§ EXERCISE GOAL
Copy out each line of the material below that holds the string "title".

§ EXERCISE DATA
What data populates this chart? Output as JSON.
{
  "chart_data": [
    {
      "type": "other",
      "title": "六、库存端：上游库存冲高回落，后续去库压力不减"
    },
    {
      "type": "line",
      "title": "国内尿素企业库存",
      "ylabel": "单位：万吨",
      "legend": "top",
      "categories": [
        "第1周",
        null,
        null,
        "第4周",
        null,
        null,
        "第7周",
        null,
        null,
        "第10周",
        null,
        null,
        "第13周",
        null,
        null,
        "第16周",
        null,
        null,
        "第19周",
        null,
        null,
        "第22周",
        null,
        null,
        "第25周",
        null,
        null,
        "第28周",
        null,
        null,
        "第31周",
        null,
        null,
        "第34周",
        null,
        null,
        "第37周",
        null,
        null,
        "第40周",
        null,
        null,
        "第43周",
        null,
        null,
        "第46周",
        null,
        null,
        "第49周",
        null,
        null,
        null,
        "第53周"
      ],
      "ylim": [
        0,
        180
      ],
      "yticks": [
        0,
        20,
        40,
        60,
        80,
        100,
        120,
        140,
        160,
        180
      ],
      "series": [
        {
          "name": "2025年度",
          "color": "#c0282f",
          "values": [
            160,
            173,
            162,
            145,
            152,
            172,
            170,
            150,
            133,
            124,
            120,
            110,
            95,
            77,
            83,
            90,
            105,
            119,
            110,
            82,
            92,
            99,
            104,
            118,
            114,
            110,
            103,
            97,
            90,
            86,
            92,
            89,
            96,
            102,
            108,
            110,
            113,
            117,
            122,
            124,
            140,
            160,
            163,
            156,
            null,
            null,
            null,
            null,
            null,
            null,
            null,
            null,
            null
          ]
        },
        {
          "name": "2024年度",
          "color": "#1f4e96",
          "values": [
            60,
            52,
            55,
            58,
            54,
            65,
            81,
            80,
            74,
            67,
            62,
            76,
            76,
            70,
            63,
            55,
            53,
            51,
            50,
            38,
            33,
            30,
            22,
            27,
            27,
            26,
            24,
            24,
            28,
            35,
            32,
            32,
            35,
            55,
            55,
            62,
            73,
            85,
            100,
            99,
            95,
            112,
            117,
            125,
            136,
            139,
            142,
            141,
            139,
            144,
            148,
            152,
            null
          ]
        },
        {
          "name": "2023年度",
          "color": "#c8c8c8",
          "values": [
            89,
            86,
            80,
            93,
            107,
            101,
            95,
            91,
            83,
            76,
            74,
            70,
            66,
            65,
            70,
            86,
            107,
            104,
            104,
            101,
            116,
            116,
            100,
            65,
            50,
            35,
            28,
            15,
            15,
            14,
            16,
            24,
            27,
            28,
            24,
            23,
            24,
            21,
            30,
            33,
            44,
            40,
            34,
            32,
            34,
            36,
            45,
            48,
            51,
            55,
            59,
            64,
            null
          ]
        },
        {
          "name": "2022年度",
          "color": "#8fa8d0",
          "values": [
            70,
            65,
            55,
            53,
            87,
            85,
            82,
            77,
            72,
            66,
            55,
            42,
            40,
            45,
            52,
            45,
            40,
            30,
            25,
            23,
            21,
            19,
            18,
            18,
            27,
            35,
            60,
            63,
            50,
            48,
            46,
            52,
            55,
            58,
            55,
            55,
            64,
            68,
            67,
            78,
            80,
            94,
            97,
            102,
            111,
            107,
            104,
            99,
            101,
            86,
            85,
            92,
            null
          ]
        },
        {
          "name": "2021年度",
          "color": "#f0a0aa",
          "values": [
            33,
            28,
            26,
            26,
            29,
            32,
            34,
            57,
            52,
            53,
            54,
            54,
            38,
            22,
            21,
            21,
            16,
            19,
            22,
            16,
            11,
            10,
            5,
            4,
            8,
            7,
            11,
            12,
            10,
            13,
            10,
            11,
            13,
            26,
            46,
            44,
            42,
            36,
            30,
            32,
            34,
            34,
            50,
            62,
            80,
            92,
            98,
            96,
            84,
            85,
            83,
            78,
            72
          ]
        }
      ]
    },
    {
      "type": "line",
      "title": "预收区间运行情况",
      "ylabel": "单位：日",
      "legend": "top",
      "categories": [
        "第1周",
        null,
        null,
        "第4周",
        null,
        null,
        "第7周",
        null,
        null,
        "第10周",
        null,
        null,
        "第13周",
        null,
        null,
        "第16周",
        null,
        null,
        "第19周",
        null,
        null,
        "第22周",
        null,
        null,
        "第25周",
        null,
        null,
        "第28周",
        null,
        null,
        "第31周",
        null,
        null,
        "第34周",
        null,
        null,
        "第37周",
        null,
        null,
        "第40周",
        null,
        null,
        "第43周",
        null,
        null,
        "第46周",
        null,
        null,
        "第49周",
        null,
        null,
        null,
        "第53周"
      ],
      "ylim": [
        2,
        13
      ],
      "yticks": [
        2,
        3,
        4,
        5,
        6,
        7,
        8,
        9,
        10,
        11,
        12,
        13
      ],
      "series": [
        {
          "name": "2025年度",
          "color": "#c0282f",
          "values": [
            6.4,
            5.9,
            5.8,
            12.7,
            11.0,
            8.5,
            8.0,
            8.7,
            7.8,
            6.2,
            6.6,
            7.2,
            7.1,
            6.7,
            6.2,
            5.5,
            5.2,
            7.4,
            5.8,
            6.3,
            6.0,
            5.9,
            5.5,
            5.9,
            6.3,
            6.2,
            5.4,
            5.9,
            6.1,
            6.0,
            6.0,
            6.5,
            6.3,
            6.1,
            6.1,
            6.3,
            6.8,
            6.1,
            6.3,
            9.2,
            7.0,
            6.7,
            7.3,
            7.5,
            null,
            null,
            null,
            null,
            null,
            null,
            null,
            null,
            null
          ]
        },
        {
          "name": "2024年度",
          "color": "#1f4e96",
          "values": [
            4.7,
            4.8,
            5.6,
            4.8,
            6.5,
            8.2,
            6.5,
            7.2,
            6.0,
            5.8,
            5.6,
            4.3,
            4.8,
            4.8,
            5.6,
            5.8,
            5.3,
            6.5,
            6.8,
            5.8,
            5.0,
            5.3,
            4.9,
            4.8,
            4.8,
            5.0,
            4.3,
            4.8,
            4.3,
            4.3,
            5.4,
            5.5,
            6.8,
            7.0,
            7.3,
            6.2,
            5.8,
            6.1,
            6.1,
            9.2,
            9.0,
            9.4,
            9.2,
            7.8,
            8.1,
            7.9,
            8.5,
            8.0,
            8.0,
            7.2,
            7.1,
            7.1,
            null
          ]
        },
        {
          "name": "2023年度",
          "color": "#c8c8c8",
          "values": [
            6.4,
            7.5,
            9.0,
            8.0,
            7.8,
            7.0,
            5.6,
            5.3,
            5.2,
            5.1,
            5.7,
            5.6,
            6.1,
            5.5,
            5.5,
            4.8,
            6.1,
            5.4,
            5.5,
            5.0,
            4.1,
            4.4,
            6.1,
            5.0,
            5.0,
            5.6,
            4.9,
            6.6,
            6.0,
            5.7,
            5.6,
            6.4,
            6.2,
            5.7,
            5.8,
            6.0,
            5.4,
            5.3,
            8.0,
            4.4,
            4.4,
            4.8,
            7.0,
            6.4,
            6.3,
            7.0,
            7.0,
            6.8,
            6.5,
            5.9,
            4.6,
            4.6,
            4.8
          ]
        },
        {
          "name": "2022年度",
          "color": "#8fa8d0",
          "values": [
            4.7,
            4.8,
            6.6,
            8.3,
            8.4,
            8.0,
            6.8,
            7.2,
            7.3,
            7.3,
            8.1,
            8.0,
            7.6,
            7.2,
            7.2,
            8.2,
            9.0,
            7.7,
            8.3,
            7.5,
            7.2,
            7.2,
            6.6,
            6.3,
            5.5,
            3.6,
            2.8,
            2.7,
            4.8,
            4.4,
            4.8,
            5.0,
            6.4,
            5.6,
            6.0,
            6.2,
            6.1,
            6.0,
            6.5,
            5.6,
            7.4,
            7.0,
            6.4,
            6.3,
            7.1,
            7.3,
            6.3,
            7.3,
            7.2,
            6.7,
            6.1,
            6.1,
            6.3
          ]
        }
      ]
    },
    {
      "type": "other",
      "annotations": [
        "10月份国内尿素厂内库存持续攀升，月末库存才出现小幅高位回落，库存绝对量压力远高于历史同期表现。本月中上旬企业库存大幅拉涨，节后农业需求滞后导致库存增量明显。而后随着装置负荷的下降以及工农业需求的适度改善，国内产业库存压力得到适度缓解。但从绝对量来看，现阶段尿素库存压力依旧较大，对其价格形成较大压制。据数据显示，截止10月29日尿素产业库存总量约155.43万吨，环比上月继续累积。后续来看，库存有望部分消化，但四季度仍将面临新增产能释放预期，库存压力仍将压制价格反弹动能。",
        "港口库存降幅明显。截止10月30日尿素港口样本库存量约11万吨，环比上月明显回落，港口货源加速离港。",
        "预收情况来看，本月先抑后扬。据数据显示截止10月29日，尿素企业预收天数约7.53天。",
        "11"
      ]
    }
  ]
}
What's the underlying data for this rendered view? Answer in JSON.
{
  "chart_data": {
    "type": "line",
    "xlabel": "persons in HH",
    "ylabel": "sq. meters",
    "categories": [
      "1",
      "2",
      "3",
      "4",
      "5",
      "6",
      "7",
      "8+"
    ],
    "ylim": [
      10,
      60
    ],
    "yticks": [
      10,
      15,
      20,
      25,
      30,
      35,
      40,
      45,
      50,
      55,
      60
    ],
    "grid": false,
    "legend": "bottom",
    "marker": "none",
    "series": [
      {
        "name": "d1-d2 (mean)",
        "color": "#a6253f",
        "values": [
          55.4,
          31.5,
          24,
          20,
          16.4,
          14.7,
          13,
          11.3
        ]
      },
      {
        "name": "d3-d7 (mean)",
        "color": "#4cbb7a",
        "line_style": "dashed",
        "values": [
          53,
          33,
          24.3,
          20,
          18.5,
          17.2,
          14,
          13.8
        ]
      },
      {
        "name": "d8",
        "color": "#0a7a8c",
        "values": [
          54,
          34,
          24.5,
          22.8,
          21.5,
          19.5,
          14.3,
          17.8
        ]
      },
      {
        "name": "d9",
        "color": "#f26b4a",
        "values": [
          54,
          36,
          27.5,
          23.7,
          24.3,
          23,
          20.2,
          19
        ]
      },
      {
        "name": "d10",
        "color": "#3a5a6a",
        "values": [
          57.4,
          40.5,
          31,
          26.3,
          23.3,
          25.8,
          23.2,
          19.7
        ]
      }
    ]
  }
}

§ RESULT OF THIS EXERCISE
      "title": "六、库存端：上游库存冲高回落，后续去库压力不减"
      "title": "国内尿素企业库存",
      "title": "预收区间运行情况",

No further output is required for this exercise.